• Required task
Format the material from the line with "tab-pom[interactable]: m pom.xml" up to and including the line with "close-icon[interactable]: × xyxy=(519,26,527,42)" as a Markdown table with the columns Row and Line, numbering each line and leaving out any blank lines.

[Element position listings]
↓

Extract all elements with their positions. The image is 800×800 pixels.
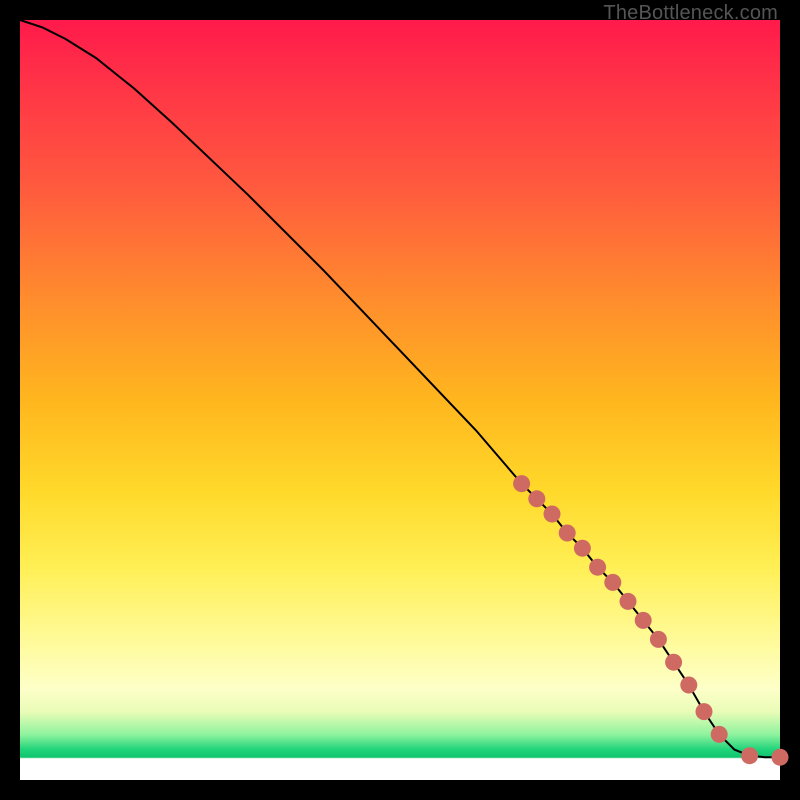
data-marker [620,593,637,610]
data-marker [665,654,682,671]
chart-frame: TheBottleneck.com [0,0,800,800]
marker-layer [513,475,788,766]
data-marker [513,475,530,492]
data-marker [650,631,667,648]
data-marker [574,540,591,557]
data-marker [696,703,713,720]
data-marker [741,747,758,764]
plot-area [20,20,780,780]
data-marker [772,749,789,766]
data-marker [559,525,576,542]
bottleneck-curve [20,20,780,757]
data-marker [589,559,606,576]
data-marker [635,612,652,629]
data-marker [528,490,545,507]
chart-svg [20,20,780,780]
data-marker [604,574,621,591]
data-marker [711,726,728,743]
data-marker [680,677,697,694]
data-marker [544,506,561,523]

↑
↓

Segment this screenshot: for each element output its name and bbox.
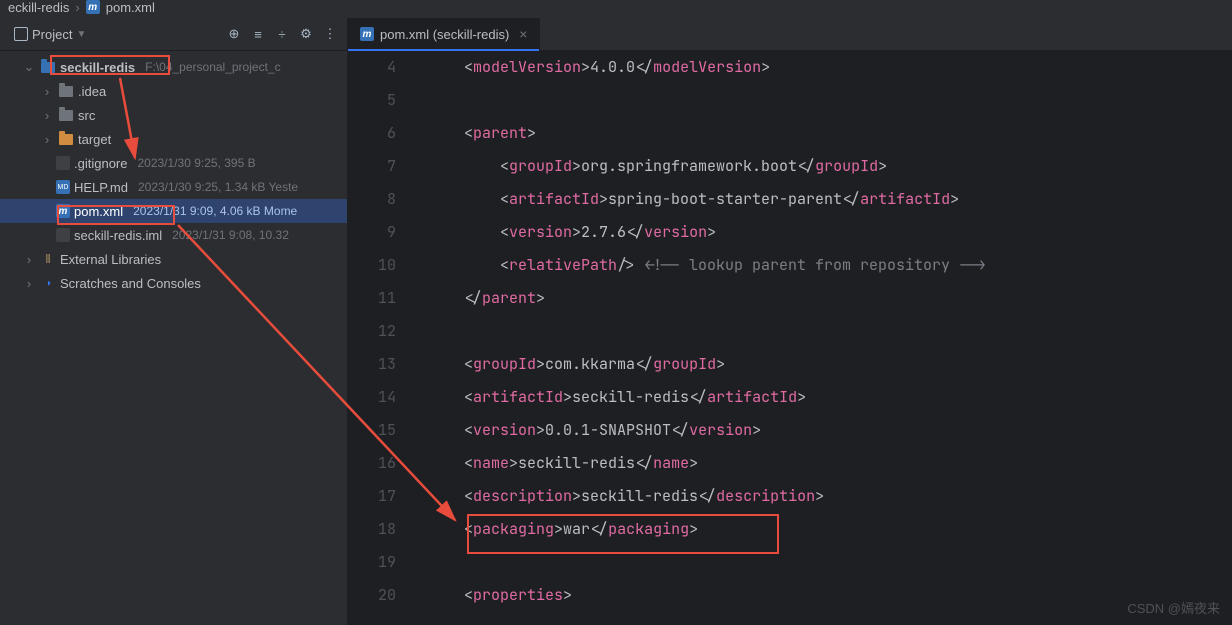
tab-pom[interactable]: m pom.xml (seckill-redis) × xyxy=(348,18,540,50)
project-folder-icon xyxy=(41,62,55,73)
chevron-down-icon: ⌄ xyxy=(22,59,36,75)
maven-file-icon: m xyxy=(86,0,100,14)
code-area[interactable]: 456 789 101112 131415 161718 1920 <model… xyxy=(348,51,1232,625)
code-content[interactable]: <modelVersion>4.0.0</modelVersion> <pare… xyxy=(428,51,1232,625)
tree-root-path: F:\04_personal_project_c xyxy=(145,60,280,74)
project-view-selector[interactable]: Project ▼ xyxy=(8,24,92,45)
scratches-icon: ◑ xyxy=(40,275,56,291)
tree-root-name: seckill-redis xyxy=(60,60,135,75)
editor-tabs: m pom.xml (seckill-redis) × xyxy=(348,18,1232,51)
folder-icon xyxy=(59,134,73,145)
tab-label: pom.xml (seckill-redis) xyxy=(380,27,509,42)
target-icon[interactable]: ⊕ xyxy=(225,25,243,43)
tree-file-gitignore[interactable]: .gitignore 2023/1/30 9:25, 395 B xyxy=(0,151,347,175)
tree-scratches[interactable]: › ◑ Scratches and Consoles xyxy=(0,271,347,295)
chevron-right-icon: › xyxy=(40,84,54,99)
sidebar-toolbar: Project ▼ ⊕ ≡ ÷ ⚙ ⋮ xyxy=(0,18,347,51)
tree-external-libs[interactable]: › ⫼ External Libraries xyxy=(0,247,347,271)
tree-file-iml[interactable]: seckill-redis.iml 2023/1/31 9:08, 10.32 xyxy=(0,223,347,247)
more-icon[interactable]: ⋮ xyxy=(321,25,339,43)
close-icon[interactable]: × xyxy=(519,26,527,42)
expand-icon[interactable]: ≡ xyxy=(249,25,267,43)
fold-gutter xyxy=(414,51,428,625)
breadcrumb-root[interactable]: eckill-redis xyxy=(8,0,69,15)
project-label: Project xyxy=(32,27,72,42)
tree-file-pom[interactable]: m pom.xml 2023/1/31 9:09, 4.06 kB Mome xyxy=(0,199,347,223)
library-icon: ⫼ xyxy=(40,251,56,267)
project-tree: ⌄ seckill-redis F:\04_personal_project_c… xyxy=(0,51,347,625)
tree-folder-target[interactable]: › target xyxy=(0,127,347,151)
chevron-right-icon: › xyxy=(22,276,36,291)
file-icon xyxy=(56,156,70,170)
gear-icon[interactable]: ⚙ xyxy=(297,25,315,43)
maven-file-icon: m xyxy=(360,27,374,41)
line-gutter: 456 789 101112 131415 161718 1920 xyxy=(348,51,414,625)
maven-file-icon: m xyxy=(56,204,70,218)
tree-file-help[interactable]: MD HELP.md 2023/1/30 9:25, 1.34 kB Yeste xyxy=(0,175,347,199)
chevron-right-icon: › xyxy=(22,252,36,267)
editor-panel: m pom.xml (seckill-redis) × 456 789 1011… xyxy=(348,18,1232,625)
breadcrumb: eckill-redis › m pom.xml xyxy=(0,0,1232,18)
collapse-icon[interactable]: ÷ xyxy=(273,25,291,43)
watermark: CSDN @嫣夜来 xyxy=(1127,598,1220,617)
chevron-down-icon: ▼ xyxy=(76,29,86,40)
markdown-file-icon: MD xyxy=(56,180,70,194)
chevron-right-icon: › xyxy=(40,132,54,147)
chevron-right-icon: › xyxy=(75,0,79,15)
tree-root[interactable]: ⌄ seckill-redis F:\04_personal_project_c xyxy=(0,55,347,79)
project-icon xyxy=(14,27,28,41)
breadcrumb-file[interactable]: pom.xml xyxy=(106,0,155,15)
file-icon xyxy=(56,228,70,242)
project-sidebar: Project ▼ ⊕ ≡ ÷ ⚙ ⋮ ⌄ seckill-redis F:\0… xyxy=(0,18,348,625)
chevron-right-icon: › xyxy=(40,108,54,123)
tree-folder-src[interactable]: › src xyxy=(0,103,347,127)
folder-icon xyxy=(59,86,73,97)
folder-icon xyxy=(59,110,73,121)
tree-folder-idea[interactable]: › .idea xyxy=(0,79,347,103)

↑

• Written answer
| Row | Line |
|---|---|
| 1 | tab-pom[interactable]: m pom.xml (seckill-redis) × xyxy=(348,18,540,50) |
| 2 | project-folder-icon xyxy=(41,62,55,73) |
| 3 | chevron-down-icon: ⌄ xyxy=(22,59,36,75) |
| 4 | maven-file-icon: m xyxy=(86,0,100,14) |
| 5 | code-area[interactable]: 456 789 101112 131415 161718 1920 <model… xyxy=(348,51,1232,625) |
| 6 | code-content[interactable]: <modelVersion>4.0.0</modelVersion> <pare… xyxy=(428,51,1232,625) |
| 7 | tree-root-path: F:\04_personal_project_c xyxy=(145,60,280,74) |
| 8 | project-view-selector[interactable]: Project ▼ xyxy=(8,24,92,45) |
| 9 | scratches-icon: ◑ xyxy=(40,275,56,291) |
| 10 | tree-root-name: seckill-redis xyxy=(60,60,135,75) |
| 11 | editor-tabs: m pom.xml (seckill-redis) × xyxy=(348,18,1232,51) |
| 12 | folder-icon xyxy=(59,134,73,145) |
| 13 | tab-label: pom.xml (seckill-redis) xyxy=(380,27,509,42) |
| 14 | target-icon[interactable]: ⊕ xyxy=(225,25,243,43) |
| 15 | tree-file-gitignore[interactable]: .gitignore 2023/1/30 9:25, 395 B xyxy=(0,151,347,175) |
| 16 | tree-scratches[interactable]: › ◑ Scratches and Consoles xyxy=(0,271,347,295) |
| 17 | chevron-right-icon: › xyxy=(40,84,54,99) |
| 18 | sidebar-toolbar: Project ▼ ⊕ ≡ ÷ ⚙ ⋮ xyxy=(0,18,347,51) |
| 19 | tree-external-libs[interactable]: › ⫼ External Libraries xyxy=(0,247,347,271) |
| 20 | tree-file-iml[interactable]: seckill-redis.iml 2023/1/31 9:08, 10.32 xyxy=(0,223,347,247) |
| 21 | more-icon[interactable]: ⋮ xyxy=(321,25,339,43) |
| 22 | close-icon[interactable]: × xyxy=(519,26,527,42) |